* [What the task asks]:
Below are the records; pull every line that includes "knots".

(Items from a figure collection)
····················
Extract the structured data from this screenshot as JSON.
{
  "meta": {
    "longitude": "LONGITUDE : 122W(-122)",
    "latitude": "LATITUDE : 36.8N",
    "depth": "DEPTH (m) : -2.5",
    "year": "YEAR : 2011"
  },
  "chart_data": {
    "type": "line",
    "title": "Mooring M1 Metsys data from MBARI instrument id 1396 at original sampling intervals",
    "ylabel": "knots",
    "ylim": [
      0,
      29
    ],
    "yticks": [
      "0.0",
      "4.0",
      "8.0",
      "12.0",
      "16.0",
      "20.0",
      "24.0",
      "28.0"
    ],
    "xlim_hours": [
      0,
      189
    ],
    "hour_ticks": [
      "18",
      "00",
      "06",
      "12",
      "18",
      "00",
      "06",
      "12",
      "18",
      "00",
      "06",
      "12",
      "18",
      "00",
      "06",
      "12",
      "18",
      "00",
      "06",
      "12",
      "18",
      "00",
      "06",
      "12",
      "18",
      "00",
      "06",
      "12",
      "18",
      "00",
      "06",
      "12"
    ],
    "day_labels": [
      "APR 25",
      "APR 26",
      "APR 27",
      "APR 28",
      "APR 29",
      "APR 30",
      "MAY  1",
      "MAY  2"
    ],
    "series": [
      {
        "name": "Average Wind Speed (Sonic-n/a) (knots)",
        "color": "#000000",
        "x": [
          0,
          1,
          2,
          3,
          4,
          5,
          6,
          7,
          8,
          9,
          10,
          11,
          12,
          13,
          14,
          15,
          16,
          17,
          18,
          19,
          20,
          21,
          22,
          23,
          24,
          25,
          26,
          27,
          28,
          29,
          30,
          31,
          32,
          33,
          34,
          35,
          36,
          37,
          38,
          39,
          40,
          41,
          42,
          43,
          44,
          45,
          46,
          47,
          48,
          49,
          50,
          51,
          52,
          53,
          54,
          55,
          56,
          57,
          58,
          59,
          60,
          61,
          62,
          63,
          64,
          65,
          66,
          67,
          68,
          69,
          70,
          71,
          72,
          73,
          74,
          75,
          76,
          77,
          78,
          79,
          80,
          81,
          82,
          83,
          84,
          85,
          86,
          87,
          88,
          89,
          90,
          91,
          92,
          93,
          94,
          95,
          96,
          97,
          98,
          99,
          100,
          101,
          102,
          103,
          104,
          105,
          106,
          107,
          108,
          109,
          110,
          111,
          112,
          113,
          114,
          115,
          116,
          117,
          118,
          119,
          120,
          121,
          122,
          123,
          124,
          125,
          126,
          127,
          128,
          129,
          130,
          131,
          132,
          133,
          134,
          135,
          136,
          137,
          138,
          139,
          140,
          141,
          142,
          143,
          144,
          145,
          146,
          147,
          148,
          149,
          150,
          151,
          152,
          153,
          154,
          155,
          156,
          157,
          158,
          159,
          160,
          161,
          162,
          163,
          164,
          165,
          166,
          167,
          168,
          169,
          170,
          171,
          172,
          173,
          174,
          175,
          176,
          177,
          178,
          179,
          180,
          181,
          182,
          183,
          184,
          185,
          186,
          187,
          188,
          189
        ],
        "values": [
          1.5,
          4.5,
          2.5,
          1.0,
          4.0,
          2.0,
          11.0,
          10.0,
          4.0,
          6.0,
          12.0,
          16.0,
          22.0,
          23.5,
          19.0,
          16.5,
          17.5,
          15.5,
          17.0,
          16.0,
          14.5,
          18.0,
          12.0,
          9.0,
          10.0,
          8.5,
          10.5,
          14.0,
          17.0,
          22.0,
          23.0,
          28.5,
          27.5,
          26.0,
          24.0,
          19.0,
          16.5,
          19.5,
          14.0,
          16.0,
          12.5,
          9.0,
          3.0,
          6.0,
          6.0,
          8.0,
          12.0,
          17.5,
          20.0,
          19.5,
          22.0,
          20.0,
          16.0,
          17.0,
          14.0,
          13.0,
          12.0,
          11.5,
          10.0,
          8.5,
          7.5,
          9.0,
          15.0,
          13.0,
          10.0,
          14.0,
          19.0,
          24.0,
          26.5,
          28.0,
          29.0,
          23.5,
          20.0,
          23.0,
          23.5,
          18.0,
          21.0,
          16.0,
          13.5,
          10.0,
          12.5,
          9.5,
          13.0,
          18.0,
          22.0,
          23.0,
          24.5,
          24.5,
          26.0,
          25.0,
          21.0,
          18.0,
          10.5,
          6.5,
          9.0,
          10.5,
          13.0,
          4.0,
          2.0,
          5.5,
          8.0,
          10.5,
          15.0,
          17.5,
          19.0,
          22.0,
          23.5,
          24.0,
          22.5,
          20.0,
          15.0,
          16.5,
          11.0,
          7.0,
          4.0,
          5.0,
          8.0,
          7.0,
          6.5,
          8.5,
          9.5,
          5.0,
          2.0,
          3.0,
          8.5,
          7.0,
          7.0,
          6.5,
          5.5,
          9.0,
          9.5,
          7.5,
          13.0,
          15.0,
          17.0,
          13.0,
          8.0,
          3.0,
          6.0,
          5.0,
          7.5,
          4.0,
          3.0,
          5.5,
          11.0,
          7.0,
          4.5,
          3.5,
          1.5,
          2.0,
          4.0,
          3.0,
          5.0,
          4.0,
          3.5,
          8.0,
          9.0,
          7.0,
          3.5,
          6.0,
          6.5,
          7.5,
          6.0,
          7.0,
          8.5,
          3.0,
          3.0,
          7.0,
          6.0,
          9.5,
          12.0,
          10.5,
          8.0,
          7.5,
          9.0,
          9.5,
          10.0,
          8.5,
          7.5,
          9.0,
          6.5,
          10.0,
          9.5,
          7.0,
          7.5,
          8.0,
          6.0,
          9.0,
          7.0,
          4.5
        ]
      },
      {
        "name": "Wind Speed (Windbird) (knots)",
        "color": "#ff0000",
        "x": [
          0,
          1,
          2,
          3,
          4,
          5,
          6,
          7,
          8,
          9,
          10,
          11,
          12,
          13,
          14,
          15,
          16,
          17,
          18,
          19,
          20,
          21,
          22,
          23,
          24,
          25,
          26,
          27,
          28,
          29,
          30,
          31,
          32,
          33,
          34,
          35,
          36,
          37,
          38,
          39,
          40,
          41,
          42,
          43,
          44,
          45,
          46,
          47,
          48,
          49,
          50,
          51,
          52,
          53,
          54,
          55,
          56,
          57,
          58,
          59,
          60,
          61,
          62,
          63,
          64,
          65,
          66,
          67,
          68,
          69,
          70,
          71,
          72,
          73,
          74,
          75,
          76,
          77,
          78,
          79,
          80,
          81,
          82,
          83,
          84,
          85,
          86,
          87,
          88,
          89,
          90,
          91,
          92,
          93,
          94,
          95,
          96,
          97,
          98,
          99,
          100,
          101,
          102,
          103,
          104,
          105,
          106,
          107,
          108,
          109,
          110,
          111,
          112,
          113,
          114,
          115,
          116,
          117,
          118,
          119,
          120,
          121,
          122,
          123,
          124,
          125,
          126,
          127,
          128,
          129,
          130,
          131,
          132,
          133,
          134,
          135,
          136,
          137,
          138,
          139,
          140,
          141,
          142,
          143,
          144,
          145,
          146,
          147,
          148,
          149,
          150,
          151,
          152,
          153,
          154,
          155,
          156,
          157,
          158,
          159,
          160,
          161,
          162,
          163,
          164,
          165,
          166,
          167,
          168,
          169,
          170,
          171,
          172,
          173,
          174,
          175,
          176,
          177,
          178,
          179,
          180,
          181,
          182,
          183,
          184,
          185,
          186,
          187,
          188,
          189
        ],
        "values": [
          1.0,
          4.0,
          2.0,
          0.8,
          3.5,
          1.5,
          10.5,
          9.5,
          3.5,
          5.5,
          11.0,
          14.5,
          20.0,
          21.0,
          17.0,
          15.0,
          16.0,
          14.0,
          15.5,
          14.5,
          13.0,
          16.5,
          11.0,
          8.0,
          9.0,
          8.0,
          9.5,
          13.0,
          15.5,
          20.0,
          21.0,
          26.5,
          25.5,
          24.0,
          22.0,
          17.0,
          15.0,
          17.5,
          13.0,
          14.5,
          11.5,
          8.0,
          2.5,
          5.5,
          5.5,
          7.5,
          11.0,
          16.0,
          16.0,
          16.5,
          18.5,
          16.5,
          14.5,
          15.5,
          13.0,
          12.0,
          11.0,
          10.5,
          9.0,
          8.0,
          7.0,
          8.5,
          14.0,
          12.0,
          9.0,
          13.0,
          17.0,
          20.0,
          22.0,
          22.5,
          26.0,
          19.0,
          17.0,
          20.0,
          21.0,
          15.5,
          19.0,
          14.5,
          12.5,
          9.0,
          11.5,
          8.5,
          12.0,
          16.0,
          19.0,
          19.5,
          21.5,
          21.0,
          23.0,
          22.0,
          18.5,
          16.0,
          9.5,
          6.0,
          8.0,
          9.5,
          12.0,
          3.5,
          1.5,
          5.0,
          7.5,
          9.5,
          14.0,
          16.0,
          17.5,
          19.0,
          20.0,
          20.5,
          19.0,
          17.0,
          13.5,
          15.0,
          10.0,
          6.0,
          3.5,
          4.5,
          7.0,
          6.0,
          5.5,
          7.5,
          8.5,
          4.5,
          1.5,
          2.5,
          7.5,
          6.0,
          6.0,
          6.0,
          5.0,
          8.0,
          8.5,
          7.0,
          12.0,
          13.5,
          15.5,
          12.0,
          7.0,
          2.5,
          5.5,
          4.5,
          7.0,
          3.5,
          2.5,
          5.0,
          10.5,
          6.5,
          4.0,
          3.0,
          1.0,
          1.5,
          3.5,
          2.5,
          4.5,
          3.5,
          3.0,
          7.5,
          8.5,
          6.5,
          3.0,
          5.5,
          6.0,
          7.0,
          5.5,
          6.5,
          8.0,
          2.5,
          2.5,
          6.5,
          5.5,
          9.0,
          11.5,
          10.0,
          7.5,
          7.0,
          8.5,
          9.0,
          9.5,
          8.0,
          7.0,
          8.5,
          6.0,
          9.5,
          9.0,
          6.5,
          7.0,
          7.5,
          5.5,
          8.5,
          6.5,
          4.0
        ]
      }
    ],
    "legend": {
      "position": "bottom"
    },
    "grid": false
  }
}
····················
* [Output of the task]:
    "ylabel": "knots",
        "name": "Average Wind Speed (Sonic-n/a) (knots)",
        "name": "Wind Speed (Windbird) (knots)",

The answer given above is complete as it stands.